### [Task description]
Retype the full set of records. Keep every character identical.

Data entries
☆ ☆ ☆ ☆ ☆ ☆ ☆
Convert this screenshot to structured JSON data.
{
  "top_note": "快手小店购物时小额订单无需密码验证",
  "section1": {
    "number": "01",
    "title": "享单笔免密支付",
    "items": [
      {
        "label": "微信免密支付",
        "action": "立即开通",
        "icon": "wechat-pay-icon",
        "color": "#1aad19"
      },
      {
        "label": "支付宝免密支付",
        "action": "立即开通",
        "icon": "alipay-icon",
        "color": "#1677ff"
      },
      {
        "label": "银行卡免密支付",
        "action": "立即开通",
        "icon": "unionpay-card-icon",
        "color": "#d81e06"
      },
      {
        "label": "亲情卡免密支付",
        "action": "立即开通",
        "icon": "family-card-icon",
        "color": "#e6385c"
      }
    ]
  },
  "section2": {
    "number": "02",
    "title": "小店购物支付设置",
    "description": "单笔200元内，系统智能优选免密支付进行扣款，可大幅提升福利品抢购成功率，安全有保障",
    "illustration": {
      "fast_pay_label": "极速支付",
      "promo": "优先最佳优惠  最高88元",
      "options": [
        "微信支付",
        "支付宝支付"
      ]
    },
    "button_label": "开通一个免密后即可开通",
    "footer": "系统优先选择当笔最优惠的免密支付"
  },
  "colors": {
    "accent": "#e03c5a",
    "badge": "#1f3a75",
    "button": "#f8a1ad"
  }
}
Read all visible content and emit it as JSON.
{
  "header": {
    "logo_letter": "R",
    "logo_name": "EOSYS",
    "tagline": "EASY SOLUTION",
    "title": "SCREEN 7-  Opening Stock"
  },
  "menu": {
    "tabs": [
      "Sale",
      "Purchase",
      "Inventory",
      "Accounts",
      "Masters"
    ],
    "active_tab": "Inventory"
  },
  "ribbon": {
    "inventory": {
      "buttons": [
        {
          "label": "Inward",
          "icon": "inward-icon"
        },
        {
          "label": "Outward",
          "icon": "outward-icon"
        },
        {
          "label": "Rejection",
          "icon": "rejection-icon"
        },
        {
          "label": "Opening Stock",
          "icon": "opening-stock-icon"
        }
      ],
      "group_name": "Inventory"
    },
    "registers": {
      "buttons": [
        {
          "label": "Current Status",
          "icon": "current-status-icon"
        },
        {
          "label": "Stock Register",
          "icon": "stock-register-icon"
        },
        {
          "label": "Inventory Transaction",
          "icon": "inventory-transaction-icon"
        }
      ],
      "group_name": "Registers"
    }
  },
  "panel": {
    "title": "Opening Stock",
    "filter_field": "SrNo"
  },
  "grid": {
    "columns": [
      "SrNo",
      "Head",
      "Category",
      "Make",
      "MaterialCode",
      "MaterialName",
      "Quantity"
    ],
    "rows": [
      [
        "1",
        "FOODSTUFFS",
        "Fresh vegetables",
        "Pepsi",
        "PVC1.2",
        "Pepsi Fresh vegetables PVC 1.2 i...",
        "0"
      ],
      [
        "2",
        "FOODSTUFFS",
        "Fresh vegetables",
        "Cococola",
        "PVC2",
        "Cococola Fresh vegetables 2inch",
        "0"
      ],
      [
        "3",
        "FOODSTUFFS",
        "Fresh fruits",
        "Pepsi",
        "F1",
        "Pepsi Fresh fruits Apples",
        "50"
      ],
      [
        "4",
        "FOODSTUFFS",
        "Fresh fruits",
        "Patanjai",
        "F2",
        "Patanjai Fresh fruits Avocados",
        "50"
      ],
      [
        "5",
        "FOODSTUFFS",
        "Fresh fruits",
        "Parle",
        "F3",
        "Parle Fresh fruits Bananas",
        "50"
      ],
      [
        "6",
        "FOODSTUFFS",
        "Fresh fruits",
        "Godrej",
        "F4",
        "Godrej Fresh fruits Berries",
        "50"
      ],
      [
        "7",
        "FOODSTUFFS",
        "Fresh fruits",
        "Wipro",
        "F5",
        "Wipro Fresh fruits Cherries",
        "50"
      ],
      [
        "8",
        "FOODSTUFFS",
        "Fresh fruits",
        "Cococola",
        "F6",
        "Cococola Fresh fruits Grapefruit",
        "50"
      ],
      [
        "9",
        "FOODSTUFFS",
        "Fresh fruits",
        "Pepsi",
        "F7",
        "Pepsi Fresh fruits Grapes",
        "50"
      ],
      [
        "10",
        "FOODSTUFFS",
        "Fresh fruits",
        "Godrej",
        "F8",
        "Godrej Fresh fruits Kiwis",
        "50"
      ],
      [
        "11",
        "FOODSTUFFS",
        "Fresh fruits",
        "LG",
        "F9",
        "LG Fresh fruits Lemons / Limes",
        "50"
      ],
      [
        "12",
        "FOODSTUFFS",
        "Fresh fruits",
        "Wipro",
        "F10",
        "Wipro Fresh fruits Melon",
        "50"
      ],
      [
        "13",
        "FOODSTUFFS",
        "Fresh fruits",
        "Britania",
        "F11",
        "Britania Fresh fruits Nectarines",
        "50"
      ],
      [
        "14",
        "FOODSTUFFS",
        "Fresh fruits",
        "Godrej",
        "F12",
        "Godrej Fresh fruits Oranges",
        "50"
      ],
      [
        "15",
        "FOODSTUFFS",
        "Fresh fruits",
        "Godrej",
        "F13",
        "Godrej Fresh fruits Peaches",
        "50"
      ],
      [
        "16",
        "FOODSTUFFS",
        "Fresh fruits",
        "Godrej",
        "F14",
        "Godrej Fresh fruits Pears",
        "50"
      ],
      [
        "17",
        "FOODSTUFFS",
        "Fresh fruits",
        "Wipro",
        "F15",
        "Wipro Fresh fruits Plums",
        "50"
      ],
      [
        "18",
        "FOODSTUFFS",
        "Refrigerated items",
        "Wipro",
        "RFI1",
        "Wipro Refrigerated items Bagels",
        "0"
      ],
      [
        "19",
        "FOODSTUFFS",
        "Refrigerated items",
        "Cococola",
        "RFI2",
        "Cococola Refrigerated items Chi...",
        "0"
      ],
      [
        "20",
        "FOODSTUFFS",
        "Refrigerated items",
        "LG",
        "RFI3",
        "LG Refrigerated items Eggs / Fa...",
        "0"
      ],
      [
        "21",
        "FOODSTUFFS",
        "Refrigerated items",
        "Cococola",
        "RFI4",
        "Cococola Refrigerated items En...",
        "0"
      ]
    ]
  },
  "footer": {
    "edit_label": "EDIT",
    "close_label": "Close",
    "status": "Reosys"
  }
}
☆ ☆ ☆ ☆ ☆ ☆ ☆
### [Complete output]
Convert this screenshot to structured JSON data.
{
  "top_note": "快手小店购物时小额订单无需密码验证",
  "section1": {
    "number": "01",
    "title": "享单笔免密支付",
    "items": [
      {
        "label": "微信免密支付",
        "action": "立即开通",
        "icon": "wechat-pay-icon",
        "color": "#1aad19"
      },
      {
        "label": "支付宝免密支付",
        "action": "立即开通",
        "icon": "alipay-icon",
        "color": "#1677ff"
      },
      {
        "label": "银行卡免密支付",
        "action": "立即开通",
        "icon": "unionpay-card-icon",
        "color": "#d81e06"
      },
      {
        "label": "亲情卡免密支付",
        "action": "立即开通",
        "icon": "family-card-icon",
        "color": "#e6385c"
      }
    ]
  },
  "section2": {
    "number": "02",
    "title": "小店购物支付设置",
    "description": "单笔200元内，系统智能优选免密支付进行扣款，可大幅提升福利品抢购成功率，安全有保障",
    "illustration": {
      "fast_pay_label": "极速支付",
      "promo": "优先最佳优惠  最高88元",
      "options": [
        "微信支付",
        "支付宝支付"
      ]
    },
    "button_label": "开通一个免密后即可开通",
    "footer": "系统优先选择当笔最优惠的免密支付"
  },
  "colors": {
    "accent": "#e03c5a",
    "badge": "#1f3a75",
    "button": "#f8a1ad"
  }
}
Read all visible content and emit it as JSON.
{
  "header": {
    "logo_letter": "R",
    "logo_name": "EOSYS",
    "tagline": "EASY SOLUTION",
    "title": "SCREEN 7-  Opening Stock"
  },
  "menu": {
    "tabs": [
      "Sale",
      "Purchase",
      "Inventory",
      "Accounts",
      "Masters"
    ],
    "active_tab": "Inventory"
  },
  "ribbon": {
    "inventory": {
      "buttons": [
        {
          "label": "Inward",
          "icon": "inward-icon"
        },
        {
          "label": "Outward",
          "icon": "outward-icon"
        },
        {
          "label": "Rejection",
          "icon": "rejection-icon"
        },
        {
          "label": "Opening Stock",
          "icon": "opening-stock-icon"
        }
      ],
      "group_name": "Inventory"
    },
    "registers": {
      "buttons": [
        {
          "label": "Current Status",
          "icon": "current-status-icon"
        },
        {
          "label": "Stock Register",
          "icon": "stock-register-icon"
        },
        {
          "label": "Inventory Transaction",
          "icon": "inventory-transaction-icon"
        }
      ],
      "group_name": "Registers"
    }
  },
  "panel": {
    "title": "Opening Stock",
    "filter_field": "SrNo"
  },
  "grid": {
    "columns": [
      "SrNo",
      "Head",
      "Category",
      "Make",
      "MaterialCode",
      "MaterialName",
      "Quantity"
    ],
    "rows": [
      [
        "1",
        "FOODSTUFFS",
        "Fresh vegetables",
        "Pepsi",
        "PVC1.2",
        "Pepsi Fresh vegetables PVC 1.2 i...",
        "0"
      ],
      [
        "2",
        "FOODSTUFFS",
        "Fresh vegetables",
        "Cococola",
        "PVC2",
        "Cococola Fresh vegetables 2inch",
        "0"
      ],
      [
        "3",
        "FOODSTUFFS",
        "Fresh fruits",
        "Pepsi",
        "F1",
        "Pepsi Fresh fruits Apples",
        "50"
      ],
      [
        "4",
        "FOODSTUFFS",
        "Fresh fruits",
        "Patanjai",
        "F2",
        "Patanjai Fresh fruits Avocados",
        "50"
      ],
      [
        "5",
        "FOODSTUFFS",
        "Fresh fruits",
        "Parle",
        "F3",
        "Parle Fresh fruits Bananas",
        "50"
      ],
      [
        "6",
        "FOODSTUFFS",
        "Fresh fruits",
        "Godrej",
        "F4",
        "Godrej Fresh fruits Berries",
        "50"
      ],
      [
        "7",
        "FOODSTUFFS",
        "Fresh fruits",
        "Wipro",
        "F5",
        "Wipro Fresh fruits Cherries",
        "50"
      ],
      [
        "8",
        "FOODSTUFFS",
        "Fresh fruits",
        "Cococola",
        "F6",
        "Cococola Fresh fruits Grapefruit",
        "50"
      ],
      [
        "9",
        "FOODSTUFFS",
        "Fresh fruits",
        "Pepsi",
        "F7",
        "Pepsi Fresh fruits Grapes",
        "50"
      ],
      [
        "10",
        "FOODSTUFFS",
        "Fresh fruits",
        "Godrej",
        "F8",
        "Godrej Fresh fruits Kiwis",
        "50"
      ],
      [
        "11",
        "FOODSTUFFS",
        "Fresh fruits",
        "LG",
        "F9",
        "LG Fresh fruits Lemons / Limes",
        "50"
      ],
      [
        "12",
        "FOODSTUFFS",
        "Fresh fruits",
        "Wipro",
        "F10",
        "Wipro Fresh fruits Melon",
        "50"
      ],
      [
        "13",
        "FOODSTUFFS",
        "Fresh fruits",
        "Britania",
        "F11",
        "Britania Fresh fruits Nectarines",
        "50"
      ],
      [
        "14",
        "FOODSTUFFS",
        "Fresh fruits",
        "Godrej",
        "F12",
        "Godrej Fresh fruits Oranges",
        "50"
      ],
      [
        "15",
        "FOODSTUFFS",
        "Fresh fruits",
        "Godrej",
        "F13",
        "Godrej Fresh fruits Peaches",
        "50"
      ],
      [
        "16",
        "FOODSTUFFS",
        "Fresh fruits",
        "Godrej",
        "F14",
        "Godrej Fresh fruits Pears",
        "50"
      ],
      [
        "17",
        "FOODSTUFFS",
        "Fresh fruits",
        "Wipro",
        "F15",
        "Wipro Fresh fruits Plums",
        "50"
      ],
      [
        "18",
        "FOODSTUFFS",
        "Refrigerated items",
        "Wipro",
        "RFI1",
        "Wipro Refrigerated items Bagels",
        "0"
      ],
      [
        "19",
        "FOODSTUFFS",
        "Refrigerated items",
        "Cococola",
        "RFI2",
        "Cococola Refrigerated items Chi...",
        "0"
      ],
      [
        "20",
        "FOODSTUFFS",
        "Refrigerated items",
        "LG",
        "RFI3",
        "LG Refrigerated items Eggs / Fa...",
        "0"
      ],
      [
        "21",
        "FOODSTUFFS",
        "Refrigerated items",
        "Cococola",
        "RFI4",
        "Cococola Refrigerated items En...",
        "0"
      ]
    ]
  },
  "footer": {
    "edit_label": "EDIT",
    "close_label": "Close",
    "status": "Reosys"
  }
}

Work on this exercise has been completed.